> EXTRACTED RECORDS
________
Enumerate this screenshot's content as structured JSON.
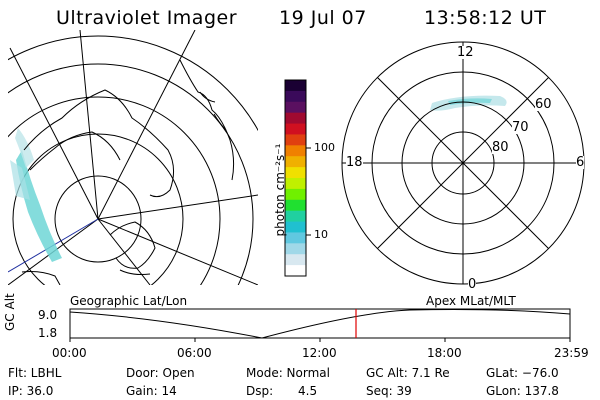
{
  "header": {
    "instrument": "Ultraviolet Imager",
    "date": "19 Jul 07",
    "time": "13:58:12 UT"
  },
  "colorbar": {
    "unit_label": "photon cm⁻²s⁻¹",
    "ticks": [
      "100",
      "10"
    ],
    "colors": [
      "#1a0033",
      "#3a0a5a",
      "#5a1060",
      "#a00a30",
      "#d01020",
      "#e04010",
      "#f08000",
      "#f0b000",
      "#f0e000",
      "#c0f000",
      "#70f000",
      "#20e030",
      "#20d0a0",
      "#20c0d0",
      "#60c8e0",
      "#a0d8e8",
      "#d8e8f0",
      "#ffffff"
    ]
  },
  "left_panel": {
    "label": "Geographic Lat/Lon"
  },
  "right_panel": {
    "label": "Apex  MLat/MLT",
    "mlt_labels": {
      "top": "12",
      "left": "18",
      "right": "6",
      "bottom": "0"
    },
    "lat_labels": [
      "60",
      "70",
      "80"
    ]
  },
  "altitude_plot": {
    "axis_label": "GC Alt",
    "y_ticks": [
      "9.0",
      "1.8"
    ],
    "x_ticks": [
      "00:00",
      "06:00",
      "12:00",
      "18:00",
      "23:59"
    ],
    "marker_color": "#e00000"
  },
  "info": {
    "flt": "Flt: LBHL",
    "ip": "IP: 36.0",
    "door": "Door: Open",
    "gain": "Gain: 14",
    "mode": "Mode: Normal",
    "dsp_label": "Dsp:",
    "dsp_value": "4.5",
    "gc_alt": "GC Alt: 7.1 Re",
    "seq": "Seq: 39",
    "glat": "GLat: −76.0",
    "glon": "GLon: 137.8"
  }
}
________
> PROBLEM TO SOLVE
All of the data above should be quoted exactly, except for the pictures.

> CORRECT OUTPUT
Enumerate this screenshot's content as structured JSON.
{
  "header": {
    "instrument": "Ultraviolet Imager",
    "date": "19 Jul 07",
    "time": "13:58:12 UT"
  },
  "colorbar": {
    "unit_label": "photon cm⁻²s⁻¹",
    "ticks": [
      "100",
      "10"
    ],
    "colors": [
      "#1a0033",
      "#3a0a5a",
      "#5a1060",
      "#a00a30",
      "#d01020",
      "#e04010",
      "#f08000",
      "#f0b000",
      "#f0e000",
      "#c0f000",
      "#70f000",
      "#20e030",
      "#20d0a0",
      "#20c0d0",
      "#60c8e0",
      "#a0d8e8",
      "#d8e8f0",
      "#ffffff"
    ]
  },
  "left_panel": {
    "label": "Geographic Lat/Lon"
  },
  "right_panel": {
    "label": "Apex  MLat/MLT",
    "mlt_labels": {
      "top": "12",
      "left": "18",
      "right": "6",
      "bottom": "0"
    },
    "lat_labels": [
      "60",
      "70",
      "80"
    ]
  },
  "altitude_plot": {
    "axis_label": "GC Alt",
    "y_ticks": [
      "9.0",
      "1.8"
    ],
    "x_ticks": [
      "00:00",
      "06:00",
      "12:00",
      "18:00",
      "23:59"
    ],
    "marker_color": "#e00000"
  },
  "info": {
    "flt": "Flt: LBHL",
    "ip": "IP: 36.0",
    "door": "Door: Open",
    "gain": "Gain: 14",
    "mode": "Mode: Normal",
    "dsp_label": "Dsp:",
    "dsp_value": "4.5",
    "gc_alt": "GC Alt: 7.1 Re",
    "seq": "Seq: 39",
    "glat": "GLat: −76.0",
    "glon": "GLon: 137.8"
  }
}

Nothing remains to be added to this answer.